Data entries for graphics:

= = =

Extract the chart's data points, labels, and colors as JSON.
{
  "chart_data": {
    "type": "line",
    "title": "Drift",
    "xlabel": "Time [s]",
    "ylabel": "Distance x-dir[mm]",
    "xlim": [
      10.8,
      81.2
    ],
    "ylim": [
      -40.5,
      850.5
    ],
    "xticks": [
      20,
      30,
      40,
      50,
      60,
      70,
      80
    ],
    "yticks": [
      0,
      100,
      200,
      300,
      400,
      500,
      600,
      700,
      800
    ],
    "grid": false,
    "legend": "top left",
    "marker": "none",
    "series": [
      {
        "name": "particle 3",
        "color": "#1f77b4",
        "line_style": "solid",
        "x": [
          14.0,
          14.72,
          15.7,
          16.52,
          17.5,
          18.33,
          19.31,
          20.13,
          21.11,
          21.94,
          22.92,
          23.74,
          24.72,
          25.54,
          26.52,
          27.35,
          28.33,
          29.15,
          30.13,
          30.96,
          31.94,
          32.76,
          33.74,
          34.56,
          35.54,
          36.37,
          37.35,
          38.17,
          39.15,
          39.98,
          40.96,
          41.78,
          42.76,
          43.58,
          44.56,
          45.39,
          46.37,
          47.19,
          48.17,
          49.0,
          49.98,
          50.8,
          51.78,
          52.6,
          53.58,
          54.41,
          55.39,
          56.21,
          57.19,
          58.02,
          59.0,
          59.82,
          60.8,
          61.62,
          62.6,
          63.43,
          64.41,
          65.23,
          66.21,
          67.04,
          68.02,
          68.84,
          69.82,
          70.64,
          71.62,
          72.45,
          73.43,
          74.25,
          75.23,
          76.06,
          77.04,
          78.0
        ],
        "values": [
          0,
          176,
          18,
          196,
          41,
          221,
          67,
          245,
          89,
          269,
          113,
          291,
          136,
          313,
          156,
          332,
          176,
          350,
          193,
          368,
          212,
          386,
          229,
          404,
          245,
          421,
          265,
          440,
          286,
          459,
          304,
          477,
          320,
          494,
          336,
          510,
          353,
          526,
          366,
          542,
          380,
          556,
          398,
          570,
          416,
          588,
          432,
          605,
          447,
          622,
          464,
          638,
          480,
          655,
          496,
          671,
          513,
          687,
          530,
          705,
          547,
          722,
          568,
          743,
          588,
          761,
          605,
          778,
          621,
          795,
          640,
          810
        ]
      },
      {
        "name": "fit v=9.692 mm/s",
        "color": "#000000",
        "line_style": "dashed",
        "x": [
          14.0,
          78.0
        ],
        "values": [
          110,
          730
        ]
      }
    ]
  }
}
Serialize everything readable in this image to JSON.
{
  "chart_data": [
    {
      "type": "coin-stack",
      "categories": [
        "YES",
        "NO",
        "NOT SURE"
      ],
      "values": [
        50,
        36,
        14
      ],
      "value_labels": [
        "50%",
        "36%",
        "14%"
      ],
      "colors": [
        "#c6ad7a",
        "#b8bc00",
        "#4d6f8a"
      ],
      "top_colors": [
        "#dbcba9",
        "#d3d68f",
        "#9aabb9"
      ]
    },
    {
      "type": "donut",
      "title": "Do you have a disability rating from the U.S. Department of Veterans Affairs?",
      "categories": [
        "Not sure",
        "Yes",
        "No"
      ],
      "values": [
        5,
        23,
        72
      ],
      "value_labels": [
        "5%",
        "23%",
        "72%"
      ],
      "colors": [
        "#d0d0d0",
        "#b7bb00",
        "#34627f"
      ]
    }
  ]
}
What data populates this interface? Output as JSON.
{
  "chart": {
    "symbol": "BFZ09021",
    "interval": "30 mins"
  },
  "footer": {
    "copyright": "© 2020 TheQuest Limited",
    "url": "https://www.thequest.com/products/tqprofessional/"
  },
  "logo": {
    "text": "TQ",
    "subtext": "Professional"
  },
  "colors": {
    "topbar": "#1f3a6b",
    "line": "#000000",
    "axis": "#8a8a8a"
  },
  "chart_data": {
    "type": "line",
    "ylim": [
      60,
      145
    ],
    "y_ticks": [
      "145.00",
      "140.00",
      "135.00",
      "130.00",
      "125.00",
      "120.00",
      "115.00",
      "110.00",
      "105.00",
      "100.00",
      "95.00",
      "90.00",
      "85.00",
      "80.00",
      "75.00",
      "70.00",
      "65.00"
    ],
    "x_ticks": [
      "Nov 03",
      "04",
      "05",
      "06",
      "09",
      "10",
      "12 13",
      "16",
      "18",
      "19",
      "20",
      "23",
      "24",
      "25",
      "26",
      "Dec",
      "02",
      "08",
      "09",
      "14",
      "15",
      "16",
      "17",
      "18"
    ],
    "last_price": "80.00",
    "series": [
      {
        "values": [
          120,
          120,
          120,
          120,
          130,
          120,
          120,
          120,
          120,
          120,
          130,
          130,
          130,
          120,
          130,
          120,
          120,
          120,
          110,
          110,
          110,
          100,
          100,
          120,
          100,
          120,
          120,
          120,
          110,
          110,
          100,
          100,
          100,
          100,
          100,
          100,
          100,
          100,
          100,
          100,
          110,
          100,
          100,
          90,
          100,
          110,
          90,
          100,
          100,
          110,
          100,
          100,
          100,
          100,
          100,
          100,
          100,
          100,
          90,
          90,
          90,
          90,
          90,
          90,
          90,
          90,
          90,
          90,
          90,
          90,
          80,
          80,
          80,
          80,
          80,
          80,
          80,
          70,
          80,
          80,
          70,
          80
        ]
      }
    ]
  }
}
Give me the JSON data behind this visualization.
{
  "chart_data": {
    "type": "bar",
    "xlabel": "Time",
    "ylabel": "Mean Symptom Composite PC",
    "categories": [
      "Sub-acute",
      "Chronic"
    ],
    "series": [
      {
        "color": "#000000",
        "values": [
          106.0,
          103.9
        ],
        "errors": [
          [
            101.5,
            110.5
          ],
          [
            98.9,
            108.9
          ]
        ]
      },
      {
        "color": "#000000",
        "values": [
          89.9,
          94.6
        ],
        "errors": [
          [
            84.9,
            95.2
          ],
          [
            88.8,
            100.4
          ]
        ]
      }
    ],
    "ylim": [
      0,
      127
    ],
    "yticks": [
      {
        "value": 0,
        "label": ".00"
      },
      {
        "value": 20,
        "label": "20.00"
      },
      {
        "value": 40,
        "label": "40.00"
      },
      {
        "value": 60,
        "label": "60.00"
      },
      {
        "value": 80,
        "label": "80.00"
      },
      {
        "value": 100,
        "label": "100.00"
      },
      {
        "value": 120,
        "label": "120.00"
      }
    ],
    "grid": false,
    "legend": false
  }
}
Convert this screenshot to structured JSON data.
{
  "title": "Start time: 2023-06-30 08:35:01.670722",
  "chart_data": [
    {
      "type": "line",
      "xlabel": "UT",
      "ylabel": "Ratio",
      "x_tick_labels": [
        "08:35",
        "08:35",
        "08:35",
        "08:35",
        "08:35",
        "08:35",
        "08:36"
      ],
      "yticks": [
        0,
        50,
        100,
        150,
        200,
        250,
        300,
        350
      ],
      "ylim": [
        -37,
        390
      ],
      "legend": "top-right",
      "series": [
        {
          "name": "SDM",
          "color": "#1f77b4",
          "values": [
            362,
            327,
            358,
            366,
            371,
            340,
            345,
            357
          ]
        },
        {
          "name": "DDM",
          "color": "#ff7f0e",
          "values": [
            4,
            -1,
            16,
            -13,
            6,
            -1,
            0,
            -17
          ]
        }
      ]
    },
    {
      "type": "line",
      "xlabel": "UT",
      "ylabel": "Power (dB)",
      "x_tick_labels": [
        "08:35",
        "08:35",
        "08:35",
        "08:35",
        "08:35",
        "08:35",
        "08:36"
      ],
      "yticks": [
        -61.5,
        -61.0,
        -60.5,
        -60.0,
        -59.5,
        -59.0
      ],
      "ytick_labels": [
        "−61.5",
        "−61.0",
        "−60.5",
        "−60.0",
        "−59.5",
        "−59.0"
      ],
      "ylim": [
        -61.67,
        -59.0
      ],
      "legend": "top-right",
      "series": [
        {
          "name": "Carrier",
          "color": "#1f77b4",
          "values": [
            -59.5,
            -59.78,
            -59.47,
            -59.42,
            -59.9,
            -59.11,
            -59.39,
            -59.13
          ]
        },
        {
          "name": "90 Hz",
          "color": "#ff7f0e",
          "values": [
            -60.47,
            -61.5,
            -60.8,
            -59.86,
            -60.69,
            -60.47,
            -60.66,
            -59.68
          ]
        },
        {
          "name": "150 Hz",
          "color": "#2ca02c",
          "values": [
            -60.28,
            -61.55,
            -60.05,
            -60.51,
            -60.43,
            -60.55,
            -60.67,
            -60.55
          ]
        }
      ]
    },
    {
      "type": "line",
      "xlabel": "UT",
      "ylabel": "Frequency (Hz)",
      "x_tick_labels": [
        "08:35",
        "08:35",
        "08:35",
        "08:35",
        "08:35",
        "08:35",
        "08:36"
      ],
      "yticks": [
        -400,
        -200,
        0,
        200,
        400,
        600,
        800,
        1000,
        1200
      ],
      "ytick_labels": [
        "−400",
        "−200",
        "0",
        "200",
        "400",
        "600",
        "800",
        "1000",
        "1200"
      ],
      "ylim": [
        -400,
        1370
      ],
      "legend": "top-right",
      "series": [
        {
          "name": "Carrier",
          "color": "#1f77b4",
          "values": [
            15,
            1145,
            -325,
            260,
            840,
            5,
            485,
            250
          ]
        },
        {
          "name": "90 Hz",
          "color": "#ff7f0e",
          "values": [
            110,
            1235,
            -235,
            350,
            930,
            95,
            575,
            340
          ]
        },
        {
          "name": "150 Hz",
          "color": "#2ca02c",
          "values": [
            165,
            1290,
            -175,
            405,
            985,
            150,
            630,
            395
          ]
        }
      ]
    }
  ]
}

= = =

▶ _Required task_
Provide only the number of lines in the entries that hold the word "JSON".

▶ _Reply to the task_
5